Records from a data source:
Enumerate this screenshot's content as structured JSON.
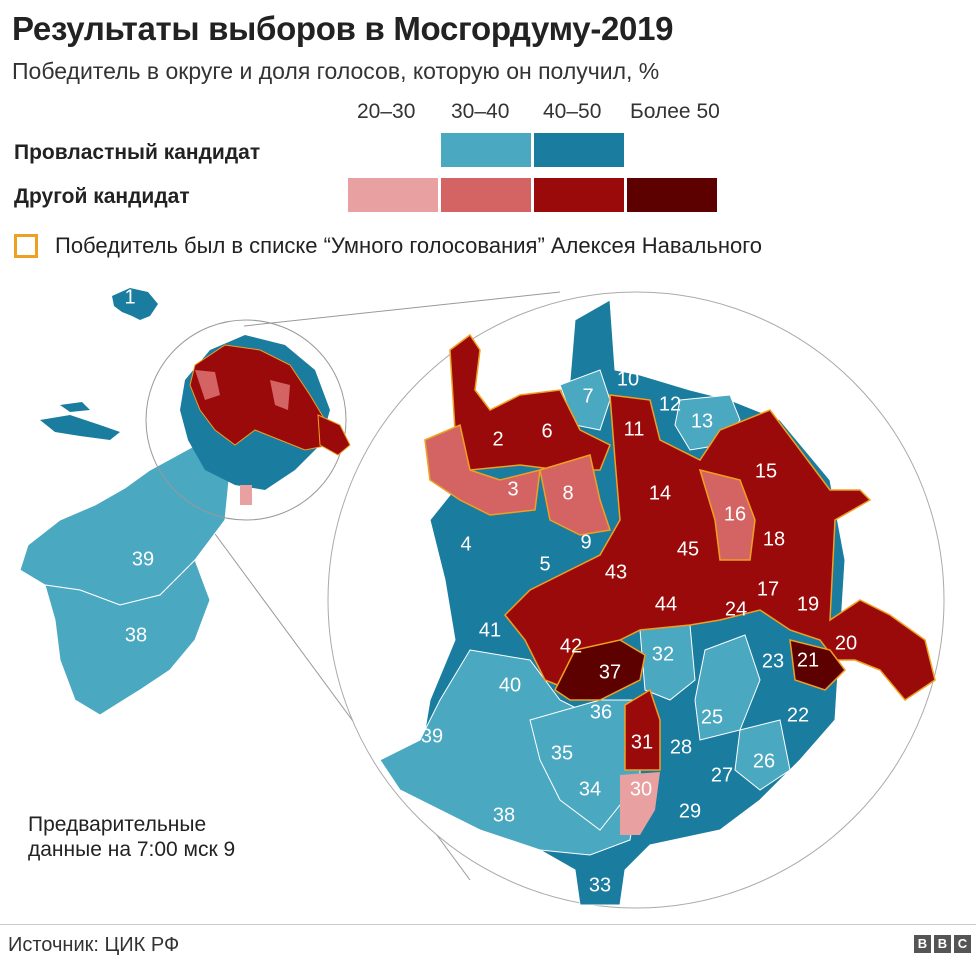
{
  "title": "Результаты выборов в Мосгордуму-2019",
  "subtitle": "Победитель в округе и доля голосов, которую он получил, %",
  "legend": {
    "ranges": [
      "20–30",
      "30–40",
      "40–50",
      "Более 50"
    ],
    "rows": [
      {
        "label": "Провластный кандидат",
        "colors": [
          null,
          "#4aa8c0",
          "#1a7c9e",
          null
        ]
      },
      {
        "label": "Другой кандидат",
        "colors": [
          "#e8a0a0",
          "#d46464",
          "#9b0a0a",
          "#5c0000"
        ]
      }
    ],
    "navalny": "Победитель был в списке “Умного голосования” Алексея Навального",
    "navalny_color": "#f0a020"
  },
  "colors": {
    "pro_30_40": "#4aa8c0",
    "pro_40_50": "#1a7c9e",
    "other_20_30": "#e8a0a0",
    "other_30_40": "#d46464",
    "other_40_50": "#9b0a0a",
    "other_over_50": "#5c0000"
  },
  "districts": [
    {
      "n": "1",
      "bin": "pro_40_50"
    },
    {
      "n": "2",
      "bin": "other_40_50",
      "navalny": true
    },
    {
      "n": "3",
      "bin": "other_30_40",
      "navalny": true
    },
    {
      "n": "4",
      "bin": "pro_40_50"
    },
    {
      "n": "5",
      "bin": "pro_40_50"
    },
    {
      "n": "6",
      "bin": "other_40_50",
      "navalny": true
    },
    {
      "n": "7",
      "bin": "pro_30_40"
    },
    {
      "n": "8",
      "bin": "other_30_40",
      "navalny": true
    },
    {
      "n": "9",
      "bin": "pro_40_50"
    },
    {
      "n": "10",
      "bin": "pro_40_50"
    },
    {
      "n": "11",
      "bin": "other_40_50",
      "navalny": true
    },
    {
      "n": "12",
      "bin": "pro_40_50"
    },
    {
      "n": "13",
      "bin": "pro_30_40"
    },
    {
      "n": "14",
      "bin": "other_40_50",
      "navalny": true
    },
    {
      "n": "15",
      "bin": "other_40_50",
      "navalny": true
    },
    {
      "n": "16",
      "bin": "other_30_40",
      "navalny": true
    },
    {
      "n": "17",
      "bin": "other_40_50",
      "navalny": true
    },
    {
      "n": "18",
      "bin": "other_40_50",
      "navalny": true
    },
    {
      "n": "19",
      "bin": "other_40_50",
      "navalny": true
    },
    {
      "n": "20",
      "bin": "other_40_50",
      "navalny": true
    },
    {
      "n": "21",
      "bin": "other_over_50",
      "navalny": true
    },
    {
      "n": "22",
      "bin": "pro_40_50"
    },
    {
      "n": "23",
      "bin": "pro_40_50"
    },
    {
      "n": "24",
      "bin": "other_40_50",
      "navalny": true
    },
    {
      "n": "25",
      "bin": "pro_30_40"
    },
    {
      "n": "26",
      "bin": "pro_30_40"
    },
    {
      "n": "27",
      "bin": "pro_40_50"
    },
    {
      "n": "28",
      "bin": "pro_40_50"
    },
    {
      "n": "29",
      "bin": "pro_40_50"
    },
    {
      "n": "30",
      "bin": "other_20_30"
    },
    {
      "n": "31",
      "bin": "other_40_50",
      "navalny": true
    },
    {
      "n": "32",
      "bin": "pro_30_40"
    },
    {
      "n": "33",
      "bin": "pro_40_50"
    },
    {
      "n": "34",
      "bin": "pro_30_40"
    },
    {
      "n": "35",
      "bin": "pro_30_40"
    },
    {
      "n": "36",
      "bin": "pro_30_40"
    },
    {
      "n": "37",
      "bin": "other_over_50",
      "navalny": true
    },
    {
      "n": "38",
      "bin": "pro_30_40"
    },
    {
      "n": "39",
      "bin": "pro_30_40"
    },
    {
      "n": "40",
      "bin": "pro_30_40"
    },
    {
      "n": "41",
      "bin": "pro_40_50"
    },
    {
      "n": "42",
      "bin": "other_40_50",
      "navalny": true
    },
    {
      "n": "43",
      "bin": "other_40_50",
      "navalny": true
    },
    {
      "n": "44",
      "bin": "other_40_50",
      "navalny": true
    },
    {
      "n": "45",
      "bin": "other_40_50",
      "navalny": true
    }
  ],
  "overview_labels": [
    "1",
    "39",
    "38"
  ],
  "note": "Предварительные данные на 7:00 мск 9",
  "source": "Источник: ЦИК РФ",
  "bbc": [
    "B",
    "B",
    "C"
  ]
}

• **Work to do**
Retype each record exactly as it stands, but do not include the pictures.

• **Task result**
Enumerate this screenshot's content as structured JSON.
{
  "title": "Результаты выборов в Мосгордуму-2019",
  "subtitle": "Победитель в округе и доля голосов, которую он получил, %",
  "legend": {
    "ranges": [
      "20–30",
      "30–40",
      "40–50",
      "Более 50"
    ],
    "rows": [
      {
        "label": "Провластный кандидат",
        "colors": [
          null,
          "#4aa8c0",
          "#1a7c9e",
          null
        ]
      },
      {
        "label": "Другой кандидат",
        "colors": [
          "#e8a0a0",
          "#d46464",
          "#9b0a0a",
          "#5c0000"
        ]
      }
    ],
    "navalny": "Победитель был в списке “Умного голосования” Алексея Навального",
    "navalny_color": "#f0a020"
  },
  "colors": {
    "pro_30_40": "#4aa8c0",
    "pro_40_50": "#1a7c9e",
    "other_20_30": "#e8a0a0",
    "other_30_40": "#d46464",
    "other_40_50": "#9b0a0a",
    "other_over_50": "#5c0000"
  },
  "districts": [
    {
      "n": "1",
      "bin": "pro_40_50"
    },
    {
      "n": "2",
      "bin": "other_40_50",
      "navalny": true
    },
    {
      "n": "3",
      "bin": "other_30_40",
      "navalny": true
    },
    {
      "n": "4",
      "bin": "pro_40_50"
    },
    {
      "n": "5",
      "bin": "pro_40_50"
    },
    {
      "n": "6",
      "bin": "other_40_50",
      "navalny": true
    },
    {
      "n": "7",
      "bin": "pro_30_40"
    },
    {
      "n": "8",
      "bin": "other_30_40",
      "navalny": true
    },
    {
      "n": "9",
      "bin": "pro_40_50"
    },
    {
      "n": "10",
      "bin": "pro_40_50"
    },
    {
      "n": "11",
      "bin": "other_40_50",
      "navalny": true
    },
    {
      "n": "12",
      "bin": "pro_40_50"
    },
    {
      "n": "13",
      "bin": "pro_30_40"
    },
    {
      "n": "14",
      "bin": "other_40_50",
      "navalny": true
    },
    {
      "n": "15",
      "bin": "other_40_50",
      "navalny": true
    },
    {
      "n": "16",
      "bin": "other_30_40",
      "navalny": true
    },
    {
      "n": "17",
      "bin": "other_40_50",
      "navalny": true
    },
    {
      "n": "18",
      "bin": "other_40_50",
      "navalny": true
    },
    {
      "n": "19",
      "bin": "other_40_50",
      "navalny": true
    },
    {
      "n": "20",
      "bin": "other_40_50",
      "navalny": true
    },
    {
      "n": "21",
      "bin": "other_over_50",
      "navalny": true
    },
    {
      "n": "22",
      "bin": "pro_40_50"
    },
    {
      "n": "23",
      "bin": "pro_40_50"
    },
    {
      "n": "24",
      "bin": "other_40_50",
      "navalny": true
    },
    {
      "n": "25",
      "bin": "pro_30_40"
    },
    {
      "n": "26",
      "bin": "pro_30_40"
    },
    {
      "n": "27",
      "bin": "pro_40_50"
    },
    {
      "n": "28",
      "bin": "pro_40_50"
    },
    {
      "n": "29",
      "bin": "pro_40_50"
    },
    {
      "n": "30",
      "bin": "other_20_30"
    },
    {
      "n": "31",
      "bin": "other_40_50",
      "navalny": true
    },
    {
      "n": "32",
      "bin": "pro_30_40"
    },
    {
      "n": "33",
      "bin": "pro_40_50"
    },
    {
      "n": "34",
      "bin": "pro_30_40"
    },
    {
      "n": "35",
      "bin": "pro_30_40"
    },
    {
      "n": "36",
      "bin": "pro_30_40"
    },
    {
      "n": "37",
      "bin": "other_over_50",
      "navalny": true
    },
    {
      "n": "38",
      "bin": "pro_30_40"
    },
    {
      "n": "39",
      "bin": "pro_30_40"
    },
    {
      "n": "40",
      "bin": "pro_30_40"
    },
    {
      "n": "41",
      "bin": "pro_40_50"
    },
    {
      "n": "42",
      "bin": "other_40_50",
      "navalny": true
    },
    {
      "n": "43",
      "bin": "other_40_50",
      "navalny": true
    },
    {
      "n": "44",
      "bin": "other_40_50",
      "navalny": true
    },
    {
      "n": "45",
      "bin": "other_40_50",
      "navalny": true
    }
  ],
  "overview_labels": [
    "1",
    "39",
    "38"
  ],
  "note": "Предварительные данные на 7:00 мск 9",
  "source": "Источник: ЦИК РФ",
  "bbc": [
    "B",
    "B",
    "C"
  ]
}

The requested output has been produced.